- **SHORT PROBLEM**
Scan the entries below and report only how many lines contain "text".

----

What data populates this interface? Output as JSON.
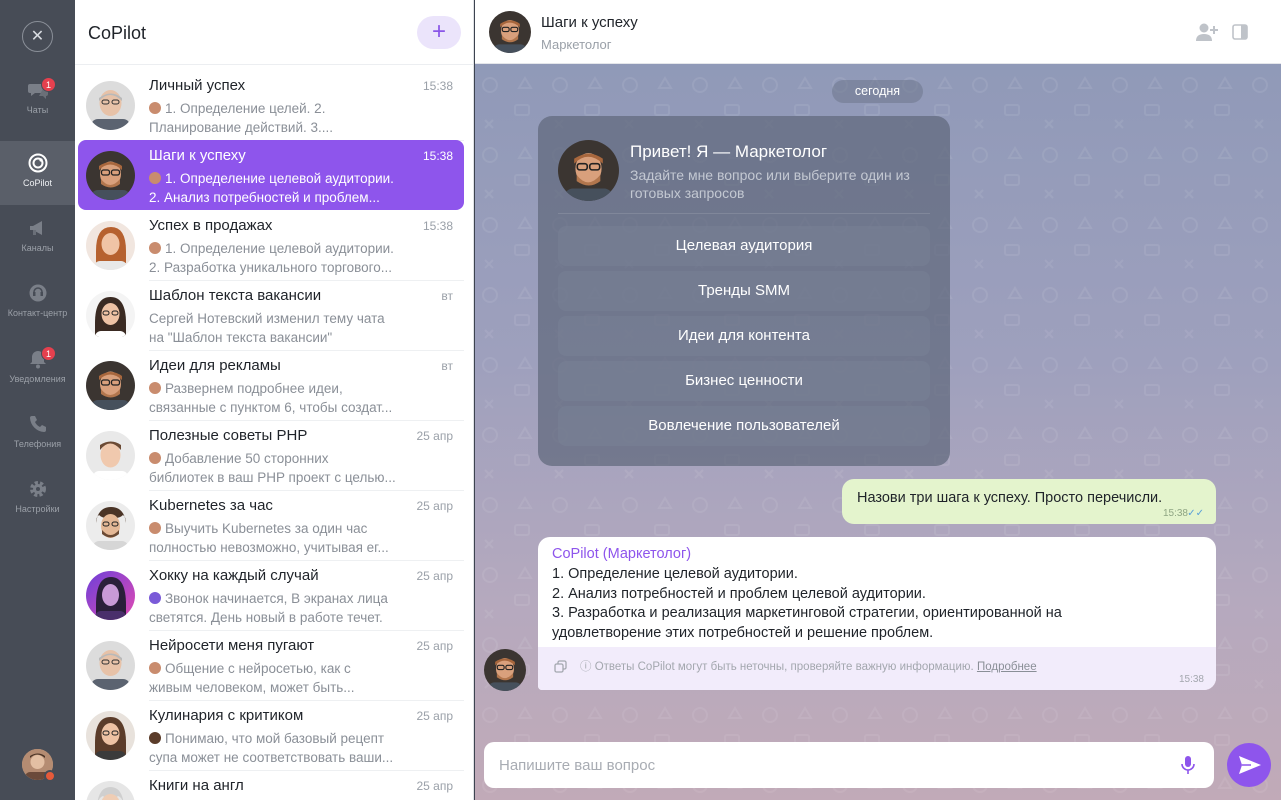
{
  "rail": {
    "items": [
      {
        "label": "Чаты",
        "icon": "chat-bubbles-icon",
        "badge": "1"
      },
      {
        "label": "CoPilot",
        "icon": "copilot-icon",
        "badge": ""
      },
      {
        "label": "Каналы",
        "icon": "megaphone-icon",
        "badge": ""
      },
      {
        "label": "Контакт-центр",
        "icon": "contact-center-icon",
        "badge": ""
      },
      {
        "label": "Уведомления",
        "icon": "bell-icon",
        "badge": "1"
      },
      {
        "label": "Телефония",
        "icon": "phone-icon",
        "badge": ""
      },
      {
        "label": "Настройки",
        "icon": "gear-icon",
        "badge": ""
      }
    ]
  },
  "list": {
    "title": "CoPilot",
    "add_label": "+",
    "chats": [
      {
        "name": "Личный успех",
        "time": "15:38",
        "line1": "1. Определение целей. 2.",
        "line2": "Планирование действий. 3....",
        "mini": true
      },
      {
        "name": "Шаги к успеху",
        "time": "15:38",
        "line1": "1. Определение целевой аудитории.",
        "line2": "2. Анализ потребностей и проблем...",
        "mini": true
      },
      {
        "name": "Успех в продажах",
        "time": "15:38",
        "line1": "1. Определение целевой аудитории.",
        "line2": "2. Разработка уникального торгового...",
        "mini": true
      },
      {
        "name": "Шаблон текста вакансии",
        "time": "вт",
        "line1": "Сергей Нотевский изменил тему чата",
        "line2": "на \"Шаблон текста вакансии\"",
        "mini": false
      },
      {
        "name": "Идеи для рекламы",
        "time": "вт",
        "line1": "Развернем подробнее идеи,",
        "line2": "связанные с пунктом 6, чтобы создат...",
        "mini": true
      },
      {
        "name": "Полезные советы PHP",
        "time": "25 апр",
        "line1": "Добавление 50 сторонних",
        "line2": "библиотек в ваш PHP проект с целью...",
        "mini": true
      },
      {
        "name": "Kubernetes за час",
        "time": "25 апр",
        "line1": "Выучить Kubernetes за один час",
        "line2": "полностью невозможно, учитывая ег...",
        "mini": true
      },
      {
        "name": "Хокку на каждый случай",
        "time": "25 апр",
        "line1": "Звонок начинается, В экранах лица",
        "line2": "светятся. День новый в работе течет.",
        "mini": true
      },
      {
        "name": "Нейросети меня пугают",
        "time": "25 апр",
        "line1": "Общение с нейросетью, как с",
        "line2": "живым человеком, может быть...",
        "mini": true
      },
      {
        "name": "Кулинария с критиком",
        "time": "25 апр",
        "line1": "Понимаю, что мой базовый рецепт",
        "line2": "супа может не соответствовать ваши...",
        "mini": true
      },
      {
        "name": "Книги на англ",
        "time": "25 апр",
        "line1": "",
        "line2": "",
        "mini": false
      }
    ]
  },
  "header": {
    "title": "Шаги к успеху",
    "subtitle": "Маркетолог"
  },
  "conversation": {
    "date": "сегодня",
    "welcome_title": "Привет! Я — Маркетолог",
    "welcome_sub": "Задайте мне вопрос или выберите один из готовых запросов",
    "suggestions": [
      "Целевая аудитория",
      "Тренды SMM",
      "Идеи для контента",
      "Бизнес ценности",
      "Вовлечение пользователей"
    ],
    "outgoing": {
      "text": "Назови три шага к успеху. Просто перечисли.",
      "time": "15:38",
      "checks": "✓✓"
    },
    "incoming": {
      "author": "CoPilot (Маркетолог)",
      "line1": "1. Определение целевой аудитории.",
      "line2": "2. Анализ потребностей и проблем целевой аудитории.",
      "line3": "3. Разработка и реализация маркетинговой стратегии, ориентированной на удовлетворение этих потребностей и решение проблем.",
      "note": "ⓘ Ответы CoPilot могут быть неточны, проверяйте важную информацию.",
      "note_link": "Подробнее",
      "time": "15:38"
    }
  },
  "composer": {
    "placeholder": "Напишите ваш вопрос"
  },
  "colors": {
    "accent": "#8e55ec",
    "outgoing_bubble": "#e4f4cd",
    "rail_bg": "#474c56",
    "badge": "#e5404e"
  }
}
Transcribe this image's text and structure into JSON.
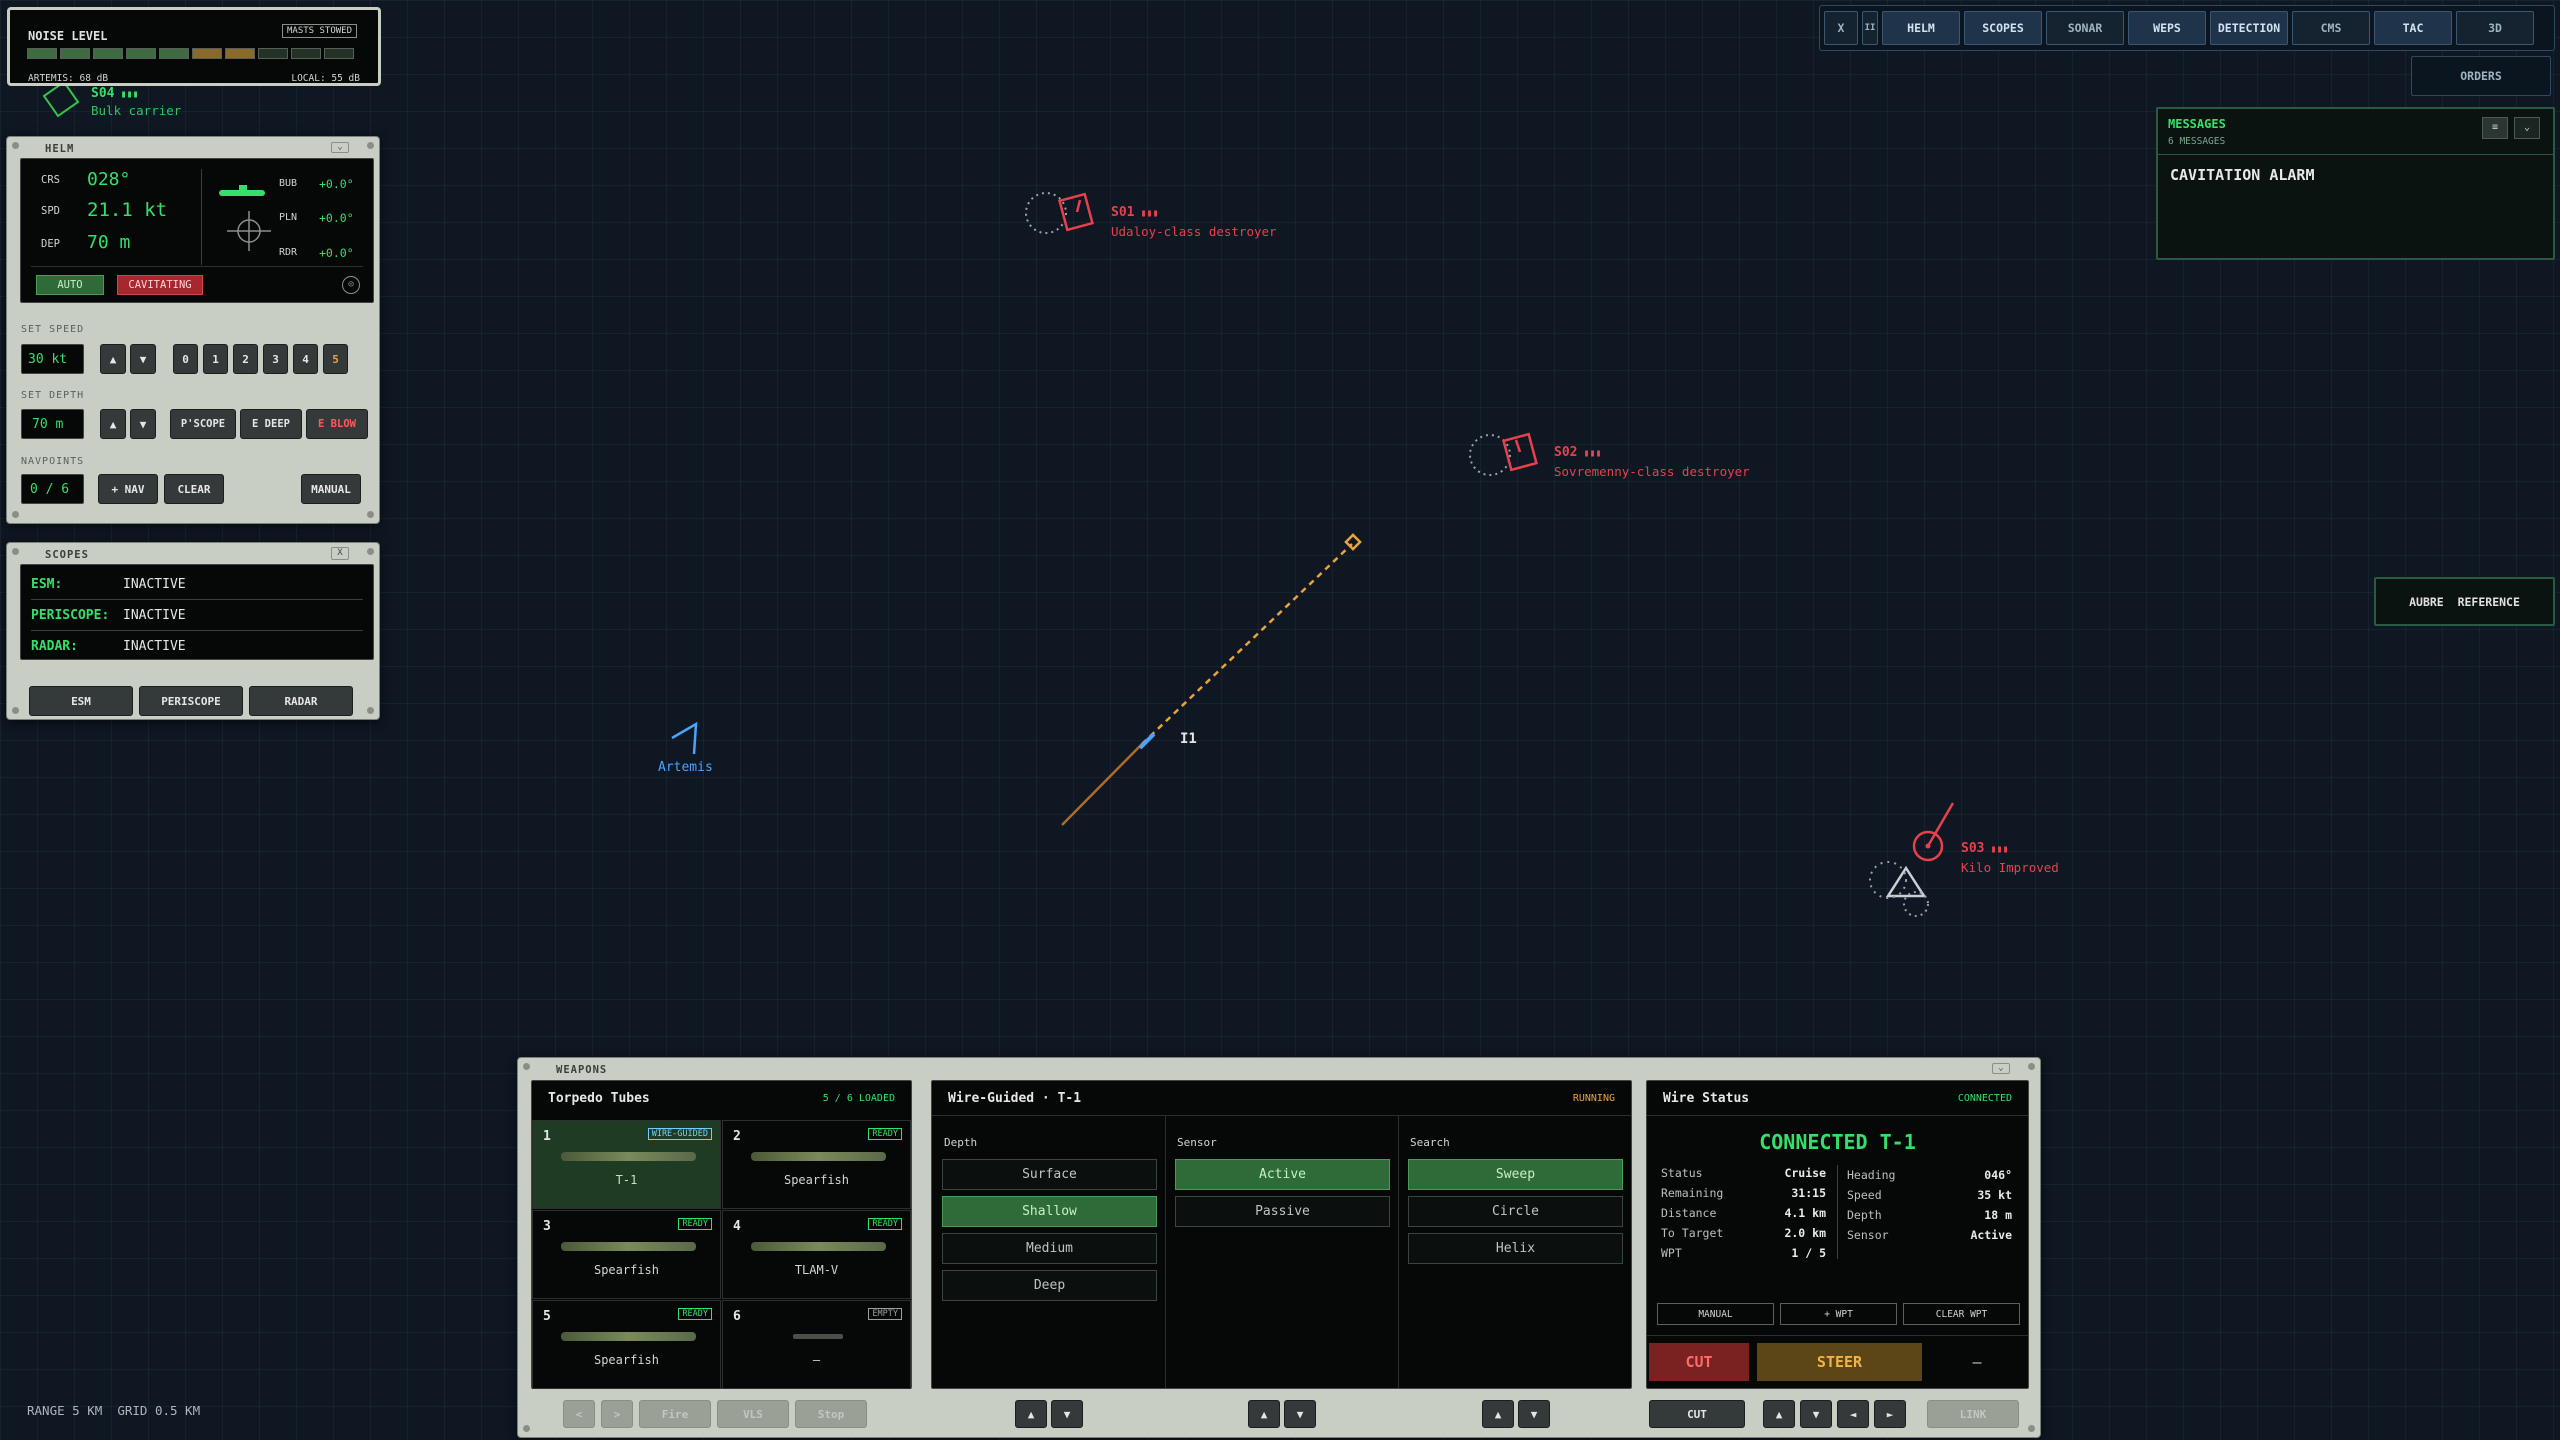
{
  "noise": {
    "title": "NOISE LEVEL",
    "badge": "MASTS STOWED",
    "artemis": "ARTEMIS: 68 dB",
    "local": "LOCAL: 55 dB",
    "level_segments": 7,
    "total_segments": 10
  },
  "contacts": {
    "s04": {
      "id": "S04",
      "type": "Bulk carrier"
    },
    "s01": {
      "id": "S01",
      "type": "Udaloy-class destroyer"
    },
    "s02": {
      "id": "S02",
      "type": "Sovremenny-class destroyer"
    },
    "s03": {
      "id": "S03",
      "type": "Kilo Improved"
    },
    "own": {
      "name": "Artemis"
    },
    "torpedo": {
      "id": "I1"
    }
  },
  "helm": {
    "title": "HELM",
    "crs_label": "CRS",
    "crs": "028°",
    "spd_label": "SPD",
    "spd": "21.1 kt",
    "dep_label": "DEP",
    "dep": "70 m",
    "bub_label": "BUB",
    "bub": "+0.0°",
    "pln_label": "PLN",
    "pln": "+0.0°",
    "rdr_label": "RDR",
    "rdr": "+0.0°",
    "auto": "AUTO",
    "cavitating": "CAVITATING",
    "set_speed_label": "SET SPEED",
    "set_speed": "30 kt",
    "speed_steps": [
      "0",
      "1",
      "2",
      "3",
      "4",
      "5"
    ],
    "set_depth_label": "SET DEPTH",
    "set_depth": "70 m",
    "pscope": "P'SCOPE",
    "edeep": "E DEEP",
    "eblow": "E BLOW",
    "navpoints_label": "NAVPOINTS",
    "navpoints": "0 / 6",
    "add_nav": "+ NAV",
    "clear": "CLEAR",
    "manual": "MANUAL",
    "up": "▲",
    "down": "▼"
  },
  "scopes": {
    "title": "SCOPES",
    "close": "X",
    "rows": [
      {
        "label": "ESM:",
        "value": "INACTIVE"
      },
      {
        "label": "PERISCOPE:",
        "value": "INACTIVE"
      },
      {
        "label": "RADAR:",
        "value": "INACTIVE"
      }
    ],
    "buttons": [
      "ESM",
      "PERISCOPE",
      "RADAR"
    ]
  },
  "topbar": {
    "close": "X",
    "pause": "II",
    "tabs": [
      "HELM",
      "SCOPES",
      "SONAR",
      "WEPS",
      "DETECTION",
      "CMS",
      "TAC",
      "3D"
    ]
  },
  "orders": "ORDERS",
  "messages": {
    "title": "MESSAGES",
    "count": "6 MESSAGES",
    "body": "CAVITATION ALARM"
  },
  "reference": "AUBRE  REFERENCE",
  "map": {
    "range": "RANGE 5 KM",
    "grid": "GRID 0.5 KM"
  },
  "weapons": {
    "title": "WEAPONS",
    "tubes_title": "Torpedo Tubes",
    "loaded": "5 / 6 LOADED",
    "tubes": [
      {
        "num": "1",
        "status": "WIRE-GUIDED",
        "name": "T-1"
      },
      {
        "num": "2",
        "status": "READY",
        "name": "Spearfish"
      },
      {
        "num": "3",
        "status": "READY",
        "name": "Spearfish"
      },
      {
        "num": "4",
        "status": "READY",
        "name": "TLAM-V"
      },
      {
        "num": "5",
        "status": "READY",
        "name": "Spearfish"
      },
      {
        "num": "6",
        "status": "EMPTY",
        "name": "—"
      }
    ],
    "bottom_buttons": [
      "<",
      ">",
      "Fire",
      "VLS",
      "Stop"
    ],
    "wire_title": "Wire-Guided · T-1",
    "wire_status": "RUNNING",
    "depth_label": "Depth",
    "depth_opts": [
      "Surface",
      "Shallow",
      "Medium",
      "Deep"
    ],
    "sensor_label": "Sensor",
    "sensor_opts": [
      "Active",
      "Passive"
    ],
    "search_label": "Search",
    "search_opts": [
      "Sweep",
      "Circle",
      "Helix"
    ],
    "ws_title": "Wire Status",
    "ws_state": "CONNECTED",
    "ws_big": "CONNECTED T-1",
    "left_stats": [
      {
        "k": "Status",
        "v": "Cruise"
      },
      {
        "k": "Remaining",
        "v": "31:15"
      },
      {
        "k": "Distance",
        "v": "4.1 km"
      },
      {
        "k": "To Target",
        "v": "2.0 km"
      },
      {
        "k": "WPT",
        "v": "1 / 5"
      }
    ],
    "right_stats": [
      {
        "k": "Heading",
        "v": "046°"
      },
      {
        "k": "Speed",
        "v": "35 kt"
      },
      {
        "k": "Depth",
        "v": "18 m"
      },
      {
        "k": "Sensor",
        "v": "Active"
      }
    ],
    "ws_manual": "MANUAL",
    "ws_addwpt": "+ WPT",
    "ws_clearwpt": "CLEAR WPT",
    "cut": "CUT",
    "steer": "STEER",
    "dash": "—",
    "cut2": "CUT",
    "arrows": [
      "▲",
      "▼",
      "◄",
      "►"
    ],
    "link": "LINK"
  },
  "colors": {
    "friendly": "#4aa3ff",
    "hostile": "#e8414c",
    "neutral": "#35c24a",
    "wire": "#e8a33c",
    "accent_green": "#35e06a"
  }
}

----

- **THE RESULT**
2